-- Start EXCERPTED RECORDS --

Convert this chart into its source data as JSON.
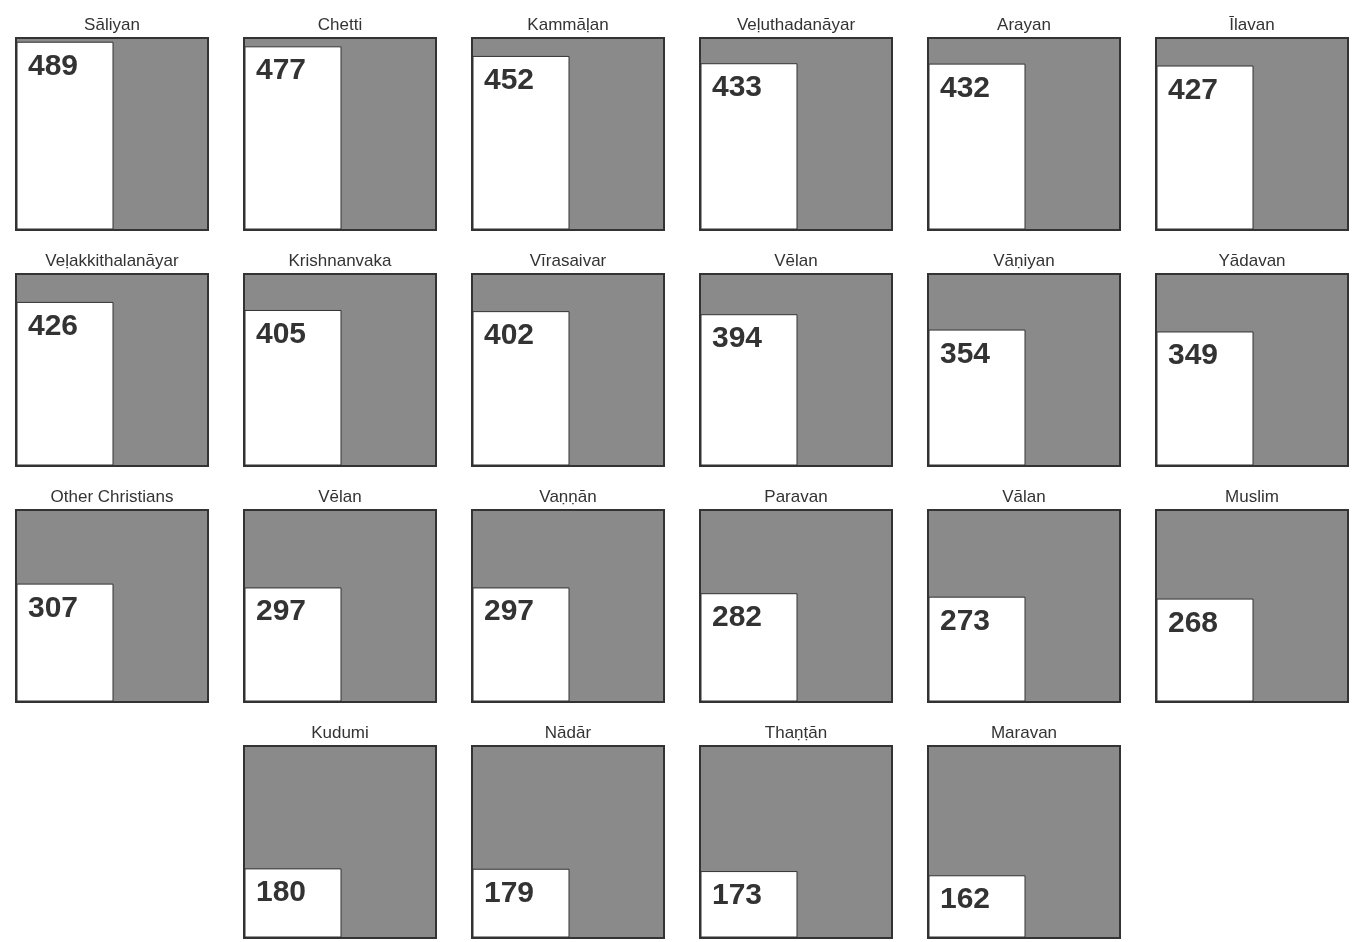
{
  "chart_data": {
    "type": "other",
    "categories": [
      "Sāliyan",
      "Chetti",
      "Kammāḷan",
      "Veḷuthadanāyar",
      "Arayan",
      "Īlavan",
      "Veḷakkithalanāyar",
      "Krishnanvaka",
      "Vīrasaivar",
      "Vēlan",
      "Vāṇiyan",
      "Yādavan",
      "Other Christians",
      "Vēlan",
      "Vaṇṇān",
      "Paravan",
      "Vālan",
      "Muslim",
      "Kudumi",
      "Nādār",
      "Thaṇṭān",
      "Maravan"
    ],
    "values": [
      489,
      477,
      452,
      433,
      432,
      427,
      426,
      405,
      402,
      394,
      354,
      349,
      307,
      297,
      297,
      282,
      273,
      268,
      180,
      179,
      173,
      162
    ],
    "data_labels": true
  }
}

-- End EXCERPTED RECORDS --

* _REQUIRED WORK_: Leave out all images, then reproduce the entries above exactly.

* _REPLY_:
Convert this chart into its source data as JSON.
{
  "chart_data": {
    "type": "other",
    "categories": [
      "Sāliyan",
      "Chetti",
      "Kammāḷan",
      "Veḷuthadanāyar",
      "Arayan",
      "Īlavan",
      "Veḷakkithalanāyar",
      "Krishnanvaka",
      "Vīrasaivar",
      "Vēlan",
      "Vāṇiyan",
      "Yādavan",
      "Other Christians",
      "Vēlan",
      "Vaṇṇān",
      "Paravan",
      "Vālan",
      "Muslim",
      "Kudumi",
      "Nādār",
      "Thaṇṭān",
      "Maravan"
    ],
    "values": [
      489,
      477,
      452,
      433,
      432,
      427,
      426,
      405,
      402,
      394,
      354,
      349,
      307,
      297,
      297,
      282,
      273,
      268,
      180,
      179,
      173,
      162
    ],
    "data_labels": true
  }
}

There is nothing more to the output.